Work to do
Locate every line below that contains the word "Custom" and copy it.

[Records contained in a dataset]
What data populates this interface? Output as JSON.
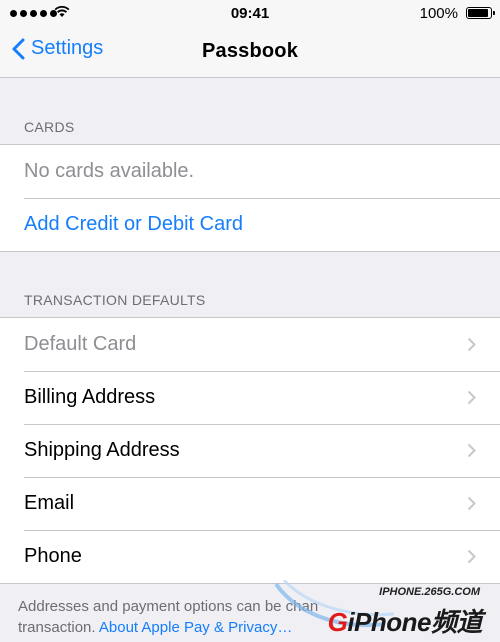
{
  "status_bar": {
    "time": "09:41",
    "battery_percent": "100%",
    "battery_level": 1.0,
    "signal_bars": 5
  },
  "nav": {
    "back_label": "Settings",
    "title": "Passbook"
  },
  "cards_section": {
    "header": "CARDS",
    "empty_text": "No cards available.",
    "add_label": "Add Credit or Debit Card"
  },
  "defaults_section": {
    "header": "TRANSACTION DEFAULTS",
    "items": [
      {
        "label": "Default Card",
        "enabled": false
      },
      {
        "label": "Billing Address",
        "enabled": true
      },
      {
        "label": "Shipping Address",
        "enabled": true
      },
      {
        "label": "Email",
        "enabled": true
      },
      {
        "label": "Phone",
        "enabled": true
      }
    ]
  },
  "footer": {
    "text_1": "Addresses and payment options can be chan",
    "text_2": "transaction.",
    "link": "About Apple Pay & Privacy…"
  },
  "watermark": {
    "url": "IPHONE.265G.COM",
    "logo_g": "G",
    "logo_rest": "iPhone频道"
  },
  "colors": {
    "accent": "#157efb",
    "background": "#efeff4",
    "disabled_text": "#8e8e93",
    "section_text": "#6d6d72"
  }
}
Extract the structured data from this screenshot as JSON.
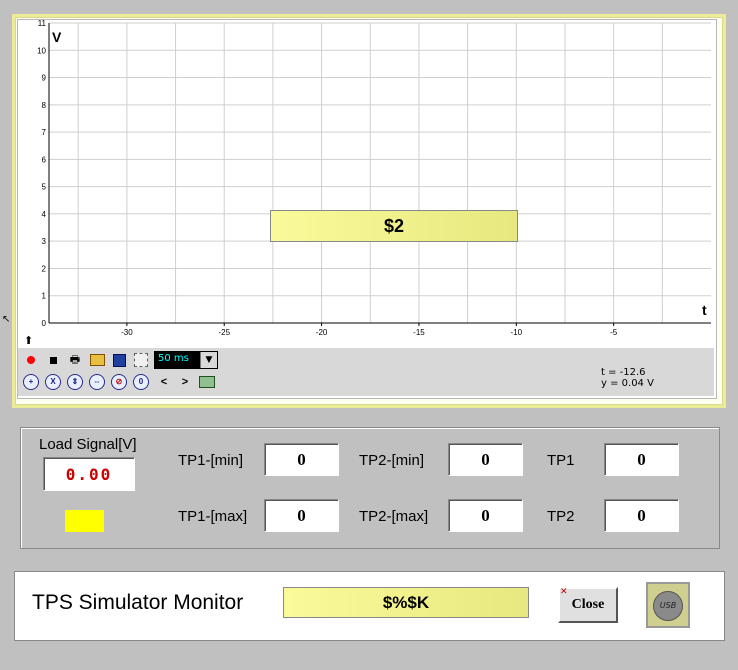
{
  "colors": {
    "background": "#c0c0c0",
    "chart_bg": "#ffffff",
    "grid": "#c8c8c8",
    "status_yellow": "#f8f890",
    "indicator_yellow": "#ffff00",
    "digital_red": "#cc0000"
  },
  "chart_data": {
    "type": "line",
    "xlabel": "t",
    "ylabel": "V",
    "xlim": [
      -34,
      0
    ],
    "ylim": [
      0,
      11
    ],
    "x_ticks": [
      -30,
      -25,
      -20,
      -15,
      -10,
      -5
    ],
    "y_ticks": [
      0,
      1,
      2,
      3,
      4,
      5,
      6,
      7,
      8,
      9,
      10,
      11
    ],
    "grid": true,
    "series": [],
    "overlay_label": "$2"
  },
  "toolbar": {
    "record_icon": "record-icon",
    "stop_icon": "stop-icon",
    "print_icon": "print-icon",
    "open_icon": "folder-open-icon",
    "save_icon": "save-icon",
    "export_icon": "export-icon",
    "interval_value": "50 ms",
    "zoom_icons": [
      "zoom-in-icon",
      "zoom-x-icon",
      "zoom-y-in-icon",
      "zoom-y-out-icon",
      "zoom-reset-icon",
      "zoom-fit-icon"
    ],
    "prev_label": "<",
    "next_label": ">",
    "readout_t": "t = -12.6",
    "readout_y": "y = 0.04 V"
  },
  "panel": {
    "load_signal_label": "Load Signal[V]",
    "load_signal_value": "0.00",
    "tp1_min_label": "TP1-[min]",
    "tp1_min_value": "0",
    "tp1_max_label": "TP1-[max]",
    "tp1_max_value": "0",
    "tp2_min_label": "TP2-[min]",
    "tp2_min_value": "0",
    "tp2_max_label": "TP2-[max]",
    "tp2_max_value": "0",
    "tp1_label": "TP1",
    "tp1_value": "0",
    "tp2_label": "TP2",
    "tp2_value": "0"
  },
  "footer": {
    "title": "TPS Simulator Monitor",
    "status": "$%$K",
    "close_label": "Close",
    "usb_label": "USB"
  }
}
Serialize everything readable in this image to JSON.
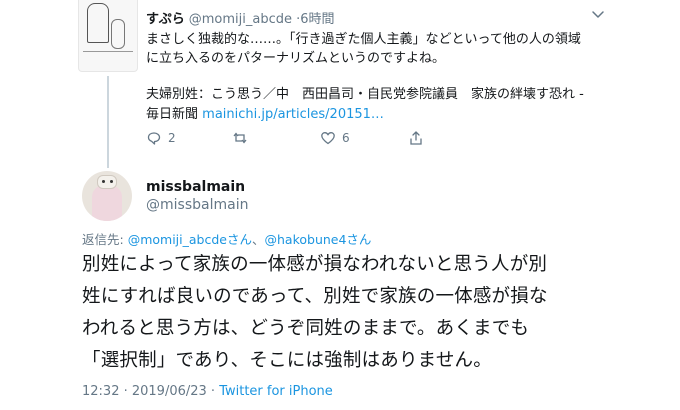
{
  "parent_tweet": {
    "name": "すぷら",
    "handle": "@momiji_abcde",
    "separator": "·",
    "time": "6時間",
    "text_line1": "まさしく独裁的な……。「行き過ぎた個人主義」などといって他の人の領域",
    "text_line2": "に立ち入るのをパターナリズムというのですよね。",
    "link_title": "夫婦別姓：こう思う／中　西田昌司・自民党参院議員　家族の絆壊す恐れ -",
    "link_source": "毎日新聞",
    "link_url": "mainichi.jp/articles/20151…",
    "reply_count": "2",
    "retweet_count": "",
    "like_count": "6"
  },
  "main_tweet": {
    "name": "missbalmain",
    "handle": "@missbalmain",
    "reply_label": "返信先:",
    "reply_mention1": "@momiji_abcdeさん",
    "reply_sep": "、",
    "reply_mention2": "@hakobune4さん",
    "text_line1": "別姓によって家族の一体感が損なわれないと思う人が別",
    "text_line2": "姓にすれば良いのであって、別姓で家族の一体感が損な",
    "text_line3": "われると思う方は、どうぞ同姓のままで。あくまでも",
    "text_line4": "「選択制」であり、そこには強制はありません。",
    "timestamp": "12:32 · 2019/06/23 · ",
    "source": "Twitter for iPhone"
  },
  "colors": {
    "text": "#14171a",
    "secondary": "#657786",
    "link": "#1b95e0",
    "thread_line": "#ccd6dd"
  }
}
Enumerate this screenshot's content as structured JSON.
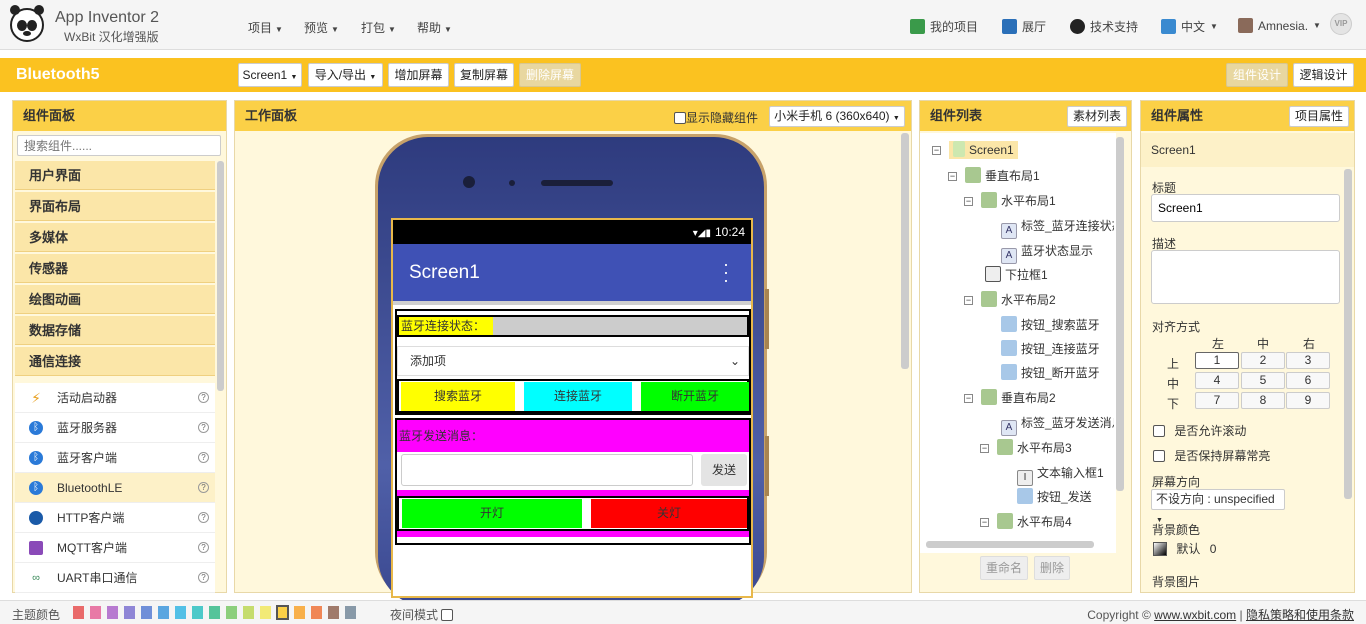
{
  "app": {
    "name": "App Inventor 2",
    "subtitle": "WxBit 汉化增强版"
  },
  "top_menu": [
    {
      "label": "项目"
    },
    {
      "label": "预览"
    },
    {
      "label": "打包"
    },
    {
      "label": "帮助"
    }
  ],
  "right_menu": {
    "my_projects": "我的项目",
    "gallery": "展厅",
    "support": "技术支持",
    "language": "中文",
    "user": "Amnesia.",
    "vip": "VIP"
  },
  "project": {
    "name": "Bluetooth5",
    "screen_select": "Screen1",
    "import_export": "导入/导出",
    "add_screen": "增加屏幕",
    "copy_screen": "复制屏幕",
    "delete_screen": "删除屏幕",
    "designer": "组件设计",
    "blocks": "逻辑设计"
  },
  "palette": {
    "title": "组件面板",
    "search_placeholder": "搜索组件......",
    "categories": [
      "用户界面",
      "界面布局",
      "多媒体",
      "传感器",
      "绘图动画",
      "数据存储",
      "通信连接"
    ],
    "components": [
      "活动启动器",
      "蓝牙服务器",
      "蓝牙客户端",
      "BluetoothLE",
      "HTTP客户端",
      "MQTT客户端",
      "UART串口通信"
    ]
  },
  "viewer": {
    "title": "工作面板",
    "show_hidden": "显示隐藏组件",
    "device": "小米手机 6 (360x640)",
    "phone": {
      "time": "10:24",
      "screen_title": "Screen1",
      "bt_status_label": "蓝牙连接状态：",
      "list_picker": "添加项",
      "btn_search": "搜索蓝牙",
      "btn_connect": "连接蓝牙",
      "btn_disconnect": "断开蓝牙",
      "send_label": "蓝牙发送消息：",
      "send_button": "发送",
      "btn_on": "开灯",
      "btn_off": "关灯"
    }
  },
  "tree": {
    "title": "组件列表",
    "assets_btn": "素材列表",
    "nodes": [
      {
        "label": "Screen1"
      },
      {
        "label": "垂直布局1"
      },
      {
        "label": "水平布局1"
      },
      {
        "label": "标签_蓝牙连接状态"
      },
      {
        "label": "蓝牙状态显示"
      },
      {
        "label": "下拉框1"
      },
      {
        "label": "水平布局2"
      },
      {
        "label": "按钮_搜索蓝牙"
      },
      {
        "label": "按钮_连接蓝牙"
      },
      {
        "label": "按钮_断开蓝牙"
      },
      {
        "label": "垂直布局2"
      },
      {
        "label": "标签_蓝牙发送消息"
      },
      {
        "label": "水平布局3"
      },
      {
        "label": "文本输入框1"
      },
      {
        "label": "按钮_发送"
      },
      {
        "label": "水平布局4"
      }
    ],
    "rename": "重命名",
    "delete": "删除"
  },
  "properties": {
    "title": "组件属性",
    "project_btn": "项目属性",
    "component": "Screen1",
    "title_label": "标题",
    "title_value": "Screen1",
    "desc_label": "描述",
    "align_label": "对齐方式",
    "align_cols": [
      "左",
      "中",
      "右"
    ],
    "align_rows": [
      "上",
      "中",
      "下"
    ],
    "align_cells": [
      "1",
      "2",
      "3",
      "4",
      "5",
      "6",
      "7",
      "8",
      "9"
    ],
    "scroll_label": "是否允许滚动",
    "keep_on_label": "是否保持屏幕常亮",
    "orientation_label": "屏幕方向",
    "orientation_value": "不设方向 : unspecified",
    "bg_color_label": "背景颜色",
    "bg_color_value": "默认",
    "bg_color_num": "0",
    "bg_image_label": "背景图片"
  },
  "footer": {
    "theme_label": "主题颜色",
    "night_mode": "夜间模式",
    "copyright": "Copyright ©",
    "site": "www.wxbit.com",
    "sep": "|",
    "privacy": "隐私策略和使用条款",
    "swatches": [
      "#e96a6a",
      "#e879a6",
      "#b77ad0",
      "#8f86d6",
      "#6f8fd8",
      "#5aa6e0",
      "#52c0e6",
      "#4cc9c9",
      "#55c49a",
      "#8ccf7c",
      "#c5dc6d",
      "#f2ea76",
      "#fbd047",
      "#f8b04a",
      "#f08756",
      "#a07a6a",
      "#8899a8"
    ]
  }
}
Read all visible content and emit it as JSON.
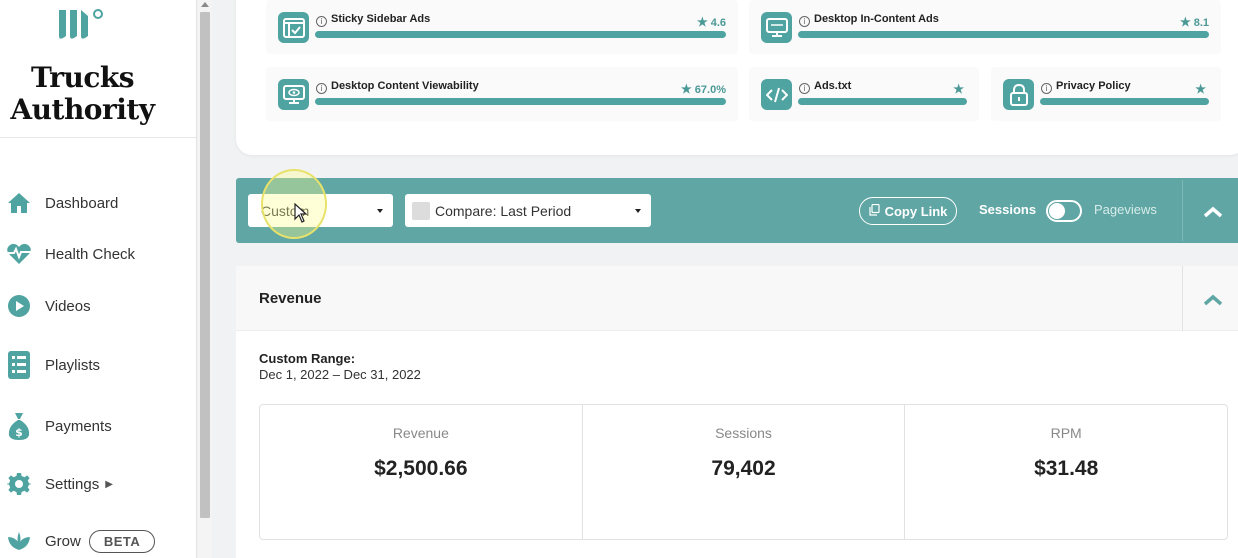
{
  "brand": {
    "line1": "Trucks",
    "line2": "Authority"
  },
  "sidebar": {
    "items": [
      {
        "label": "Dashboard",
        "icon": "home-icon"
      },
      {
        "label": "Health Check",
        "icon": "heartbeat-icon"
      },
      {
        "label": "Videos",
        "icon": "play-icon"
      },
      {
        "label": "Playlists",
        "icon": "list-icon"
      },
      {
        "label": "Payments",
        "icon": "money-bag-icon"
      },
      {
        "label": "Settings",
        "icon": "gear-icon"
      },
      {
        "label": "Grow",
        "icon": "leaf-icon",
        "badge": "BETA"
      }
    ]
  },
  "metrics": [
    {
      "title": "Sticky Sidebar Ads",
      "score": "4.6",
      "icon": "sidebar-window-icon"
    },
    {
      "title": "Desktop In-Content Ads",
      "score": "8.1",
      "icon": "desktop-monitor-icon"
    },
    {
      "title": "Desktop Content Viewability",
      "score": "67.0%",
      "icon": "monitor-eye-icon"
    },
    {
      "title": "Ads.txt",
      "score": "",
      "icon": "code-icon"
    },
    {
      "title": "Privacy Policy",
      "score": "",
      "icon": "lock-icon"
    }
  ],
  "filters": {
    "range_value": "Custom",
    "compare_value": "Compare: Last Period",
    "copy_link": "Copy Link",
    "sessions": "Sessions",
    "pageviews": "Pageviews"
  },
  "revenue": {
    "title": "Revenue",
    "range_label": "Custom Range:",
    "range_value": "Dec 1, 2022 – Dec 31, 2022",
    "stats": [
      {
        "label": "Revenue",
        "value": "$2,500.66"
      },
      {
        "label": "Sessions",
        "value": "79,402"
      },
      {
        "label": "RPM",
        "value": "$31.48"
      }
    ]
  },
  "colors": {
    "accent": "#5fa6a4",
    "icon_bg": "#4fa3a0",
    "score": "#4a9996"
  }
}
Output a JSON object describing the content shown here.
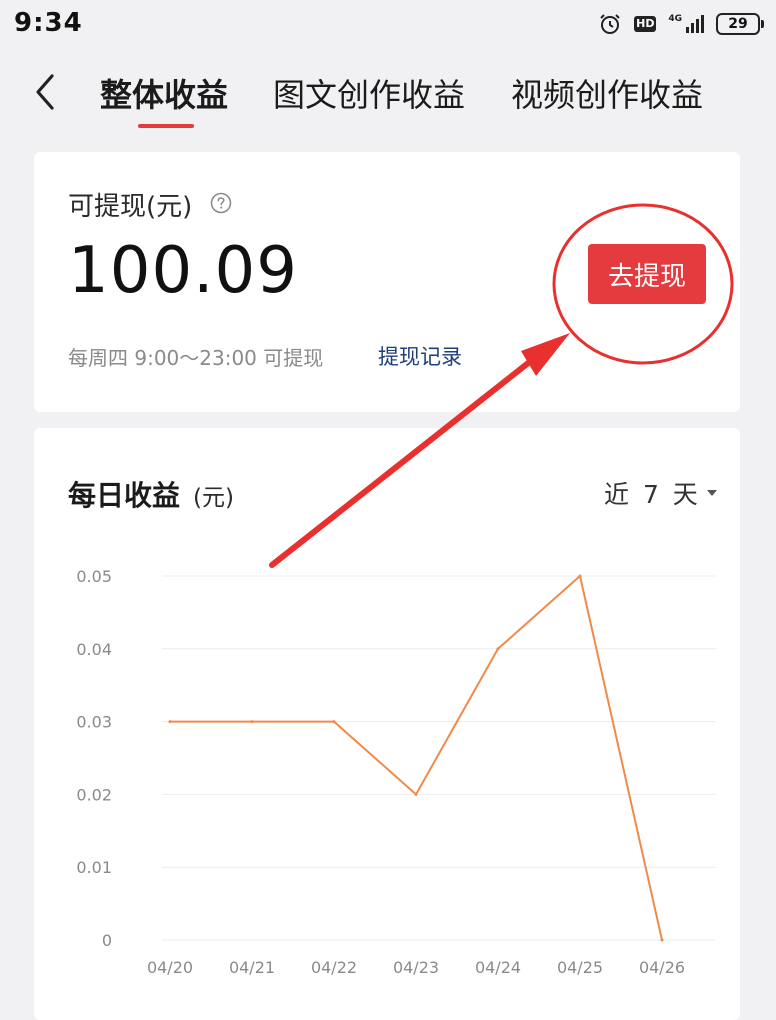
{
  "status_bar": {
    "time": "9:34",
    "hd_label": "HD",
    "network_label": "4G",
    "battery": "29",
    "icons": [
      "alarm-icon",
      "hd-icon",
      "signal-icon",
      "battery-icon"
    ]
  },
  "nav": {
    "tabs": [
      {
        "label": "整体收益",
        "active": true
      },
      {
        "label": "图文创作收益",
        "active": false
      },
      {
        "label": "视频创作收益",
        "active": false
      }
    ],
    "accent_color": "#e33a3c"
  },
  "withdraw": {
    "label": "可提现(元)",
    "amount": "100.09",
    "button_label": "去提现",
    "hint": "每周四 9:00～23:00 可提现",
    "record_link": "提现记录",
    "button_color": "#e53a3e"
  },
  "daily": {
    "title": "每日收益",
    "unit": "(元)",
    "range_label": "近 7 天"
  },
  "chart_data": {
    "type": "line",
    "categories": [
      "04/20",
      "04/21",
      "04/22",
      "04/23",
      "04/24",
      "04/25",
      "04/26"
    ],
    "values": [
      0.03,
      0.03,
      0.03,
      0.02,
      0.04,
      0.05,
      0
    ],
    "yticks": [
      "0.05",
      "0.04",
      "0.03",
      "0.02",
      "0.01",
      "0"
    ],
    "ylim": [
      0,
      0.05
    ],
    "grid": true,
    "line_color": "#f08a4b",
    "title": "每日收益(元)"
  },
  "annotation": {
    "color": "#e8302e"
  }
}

Completed task
    "range_value": "Custom",
    "range_label": "Custom Range:",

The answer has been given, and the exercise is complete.